------ RECORDED DATA

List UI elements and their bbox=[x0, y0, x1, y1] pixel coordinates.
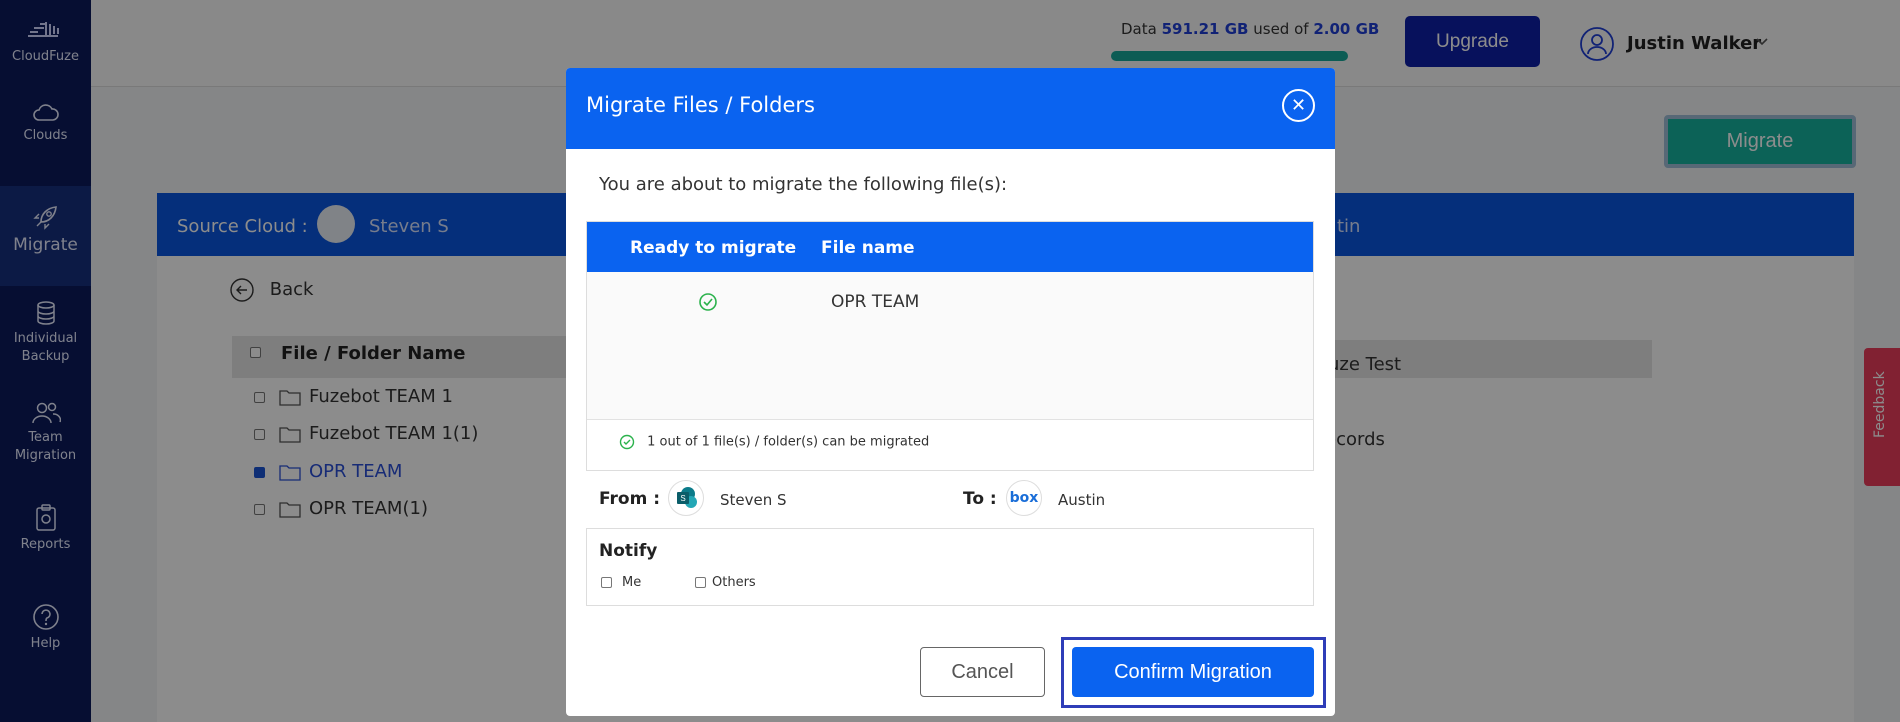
notify-others-checkbox[interactable] bbox=[695, 577, 706, 588]
sharepoint-logo-icon: S bbox=[677, 487, 697, 508]
column-header-file-name: File name bbox=[821, 238, 915, 258]
notify-others-option[interactable]: Others bbox=[695, 575, 756, 590]
migration-summary: 1 out of 1 file(s) / folder(s) can be mi… bbox=[619, 434, 929, 450]
check-circle-icon bbox=[619, 434, 635, 450]
sharepoint-cloud-icon: S bbox=[668, 480, 704, 516]
svg-text:S: S bbox=[680, 494, 685, 503]
migration-table: Ready to migrate File name OPR TEAM 1 ou… bbox=[586, 221, 1314, 471]
notify-me-checkbox[interactable] bbox=[601, 577, 612, 588]
from-label: From : bbox=[599, 489, 661, 509]
modal-header: Migrate Files / Folders ✕ bbox=[566, 68, 1335, 149]
close-icon: ✕ bbox=[1290, 95, 1307, 115]
cancel-button[interactable]: Cancel bbox=[920, 647, 1045, 697]
notify-title: Notify bbox=[599, 541, 658, 561]
notify-me-option[interactable]: Me bbox=[601, 575, 641, 590]
modal-intro-text: You are about to migrate the following f… bbox=[599, 174, 1008, 195]
confirm-migration-button[interactable]: Confirm Migration bbox=[1072, 647, 1314, 697]
modal-title: Migrate Files / Folders bbox=[586, 93, 815, 117]
box-cloud-icon: box bbox=[1006, 480, 1042, 516]
migrate-modal: Migrate Files / Folders ✕ You are about … bbox=[566, 68, 1335, 716]
notify-me-label: Me bbox=[622, 575, 642, 590]
from-cloud-name: Steven S bbox=[720, 491, 787, 509]
migration-summary-text: 1 out of 1 file(s) / folder(s) can be mi… bbox=[647, 434, 930, 450]
check-circle-icon bbox=[699, 293, 717, 311]
notify-section: Notify Me Others bbox=[586, 528, 1314, 606]
column-header-ready: Ready to migrate bbox=[630, 238, 797, 258]
to-label: To : bbox=[963, 489, 997, 509]
row-file-name: OPR TEAM bbox=[831, 292, 920, 312]
to-cloud-name: Austin bbox=[1058, 491, 1106, 509]
notify-others-label: Others bbox=[712, 575, 756, 590]
table-header: Ready to migrate File name bbox=[587, 222, 1313, 272]
close-button[interactable]: ✕ bbox=[1282, 89, 1315, 122]
table-row: OPR TEAM bbox=[587, 272, 1313, 420]
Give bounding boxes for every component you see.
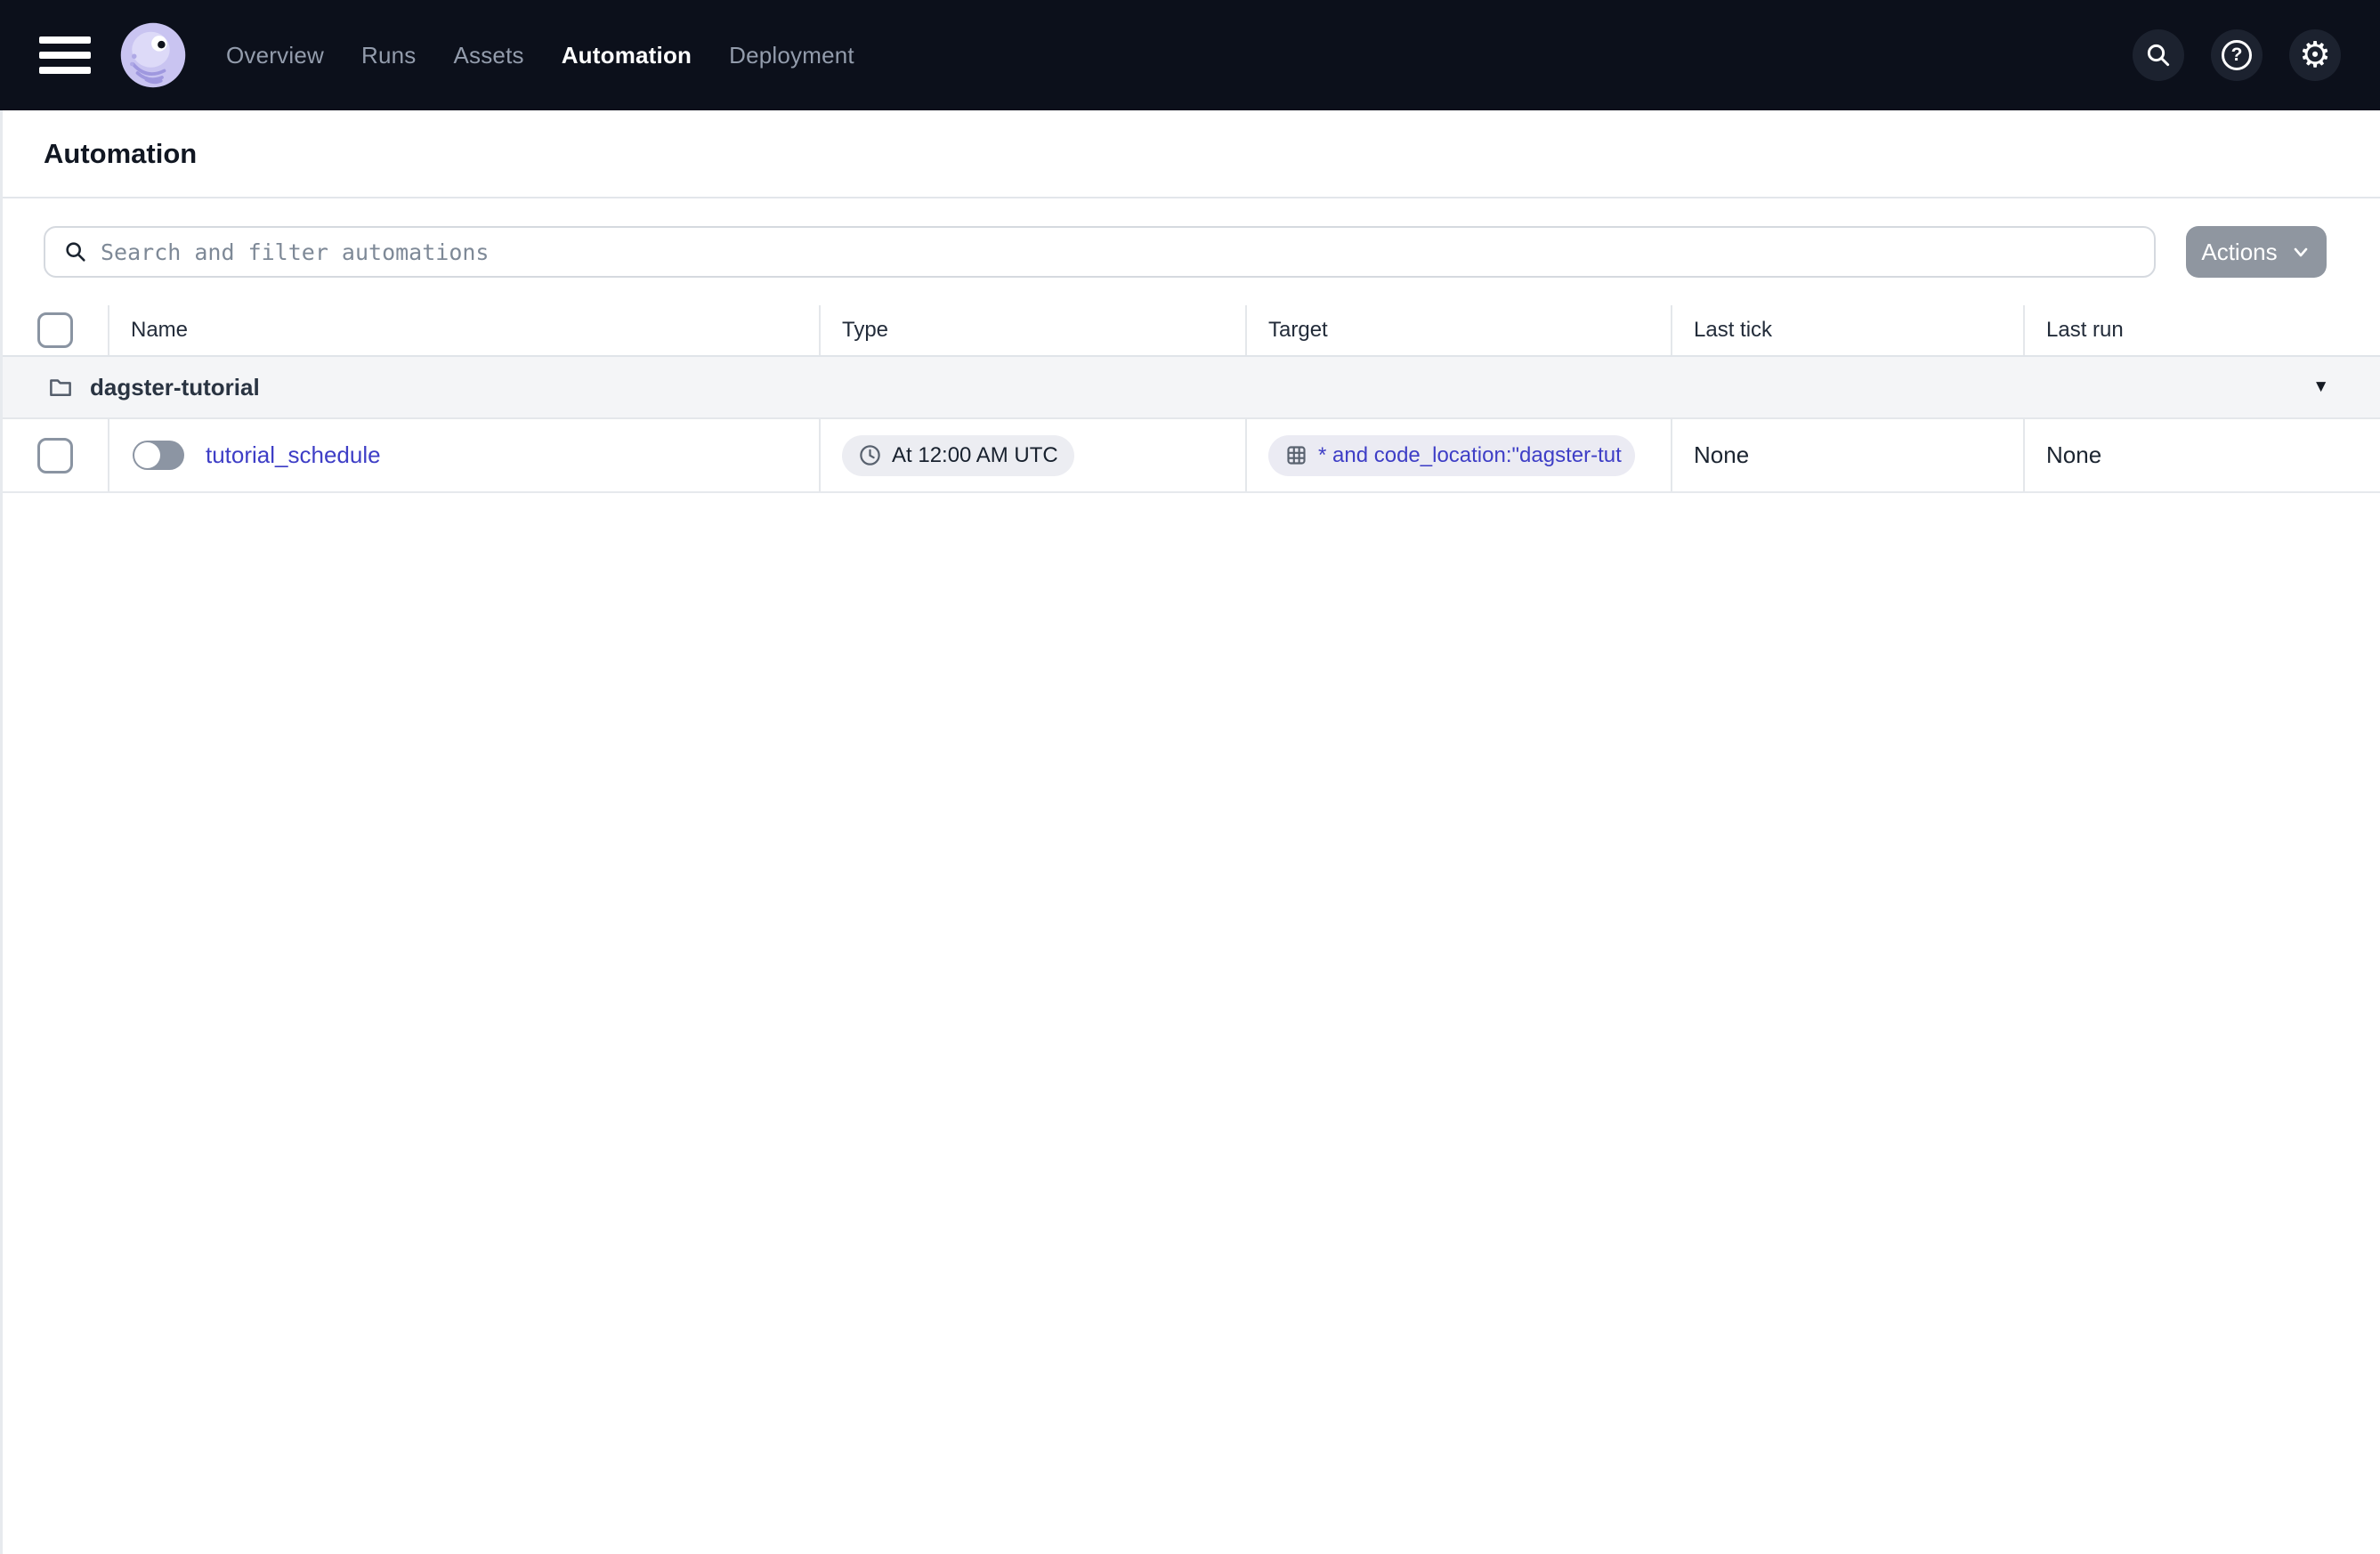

------------

WHAT IS NEEDED:
Can you format the lines from the line with "notify-others-checkbox[interactable] bbox=[695, 577, 706, 588]" to the line with "bbox=[695, 575, 756, 590]", both included, as a JSON list of strings with one string per line and blank lines omitted?

RESULT OF THIS TASK:
[
  "notify-others-checkbox[interactable] bbox=[695, 577, 706, 588]",
  "sharepoint-logo-icon: S bbox=[677, 487, 697, 508]",
  "column-header-file-name: File name bbox=[821, 238, 915, 258]",
  "notify-others-option[interactable]: Others bbox=[695, 575, 756, 590]"
]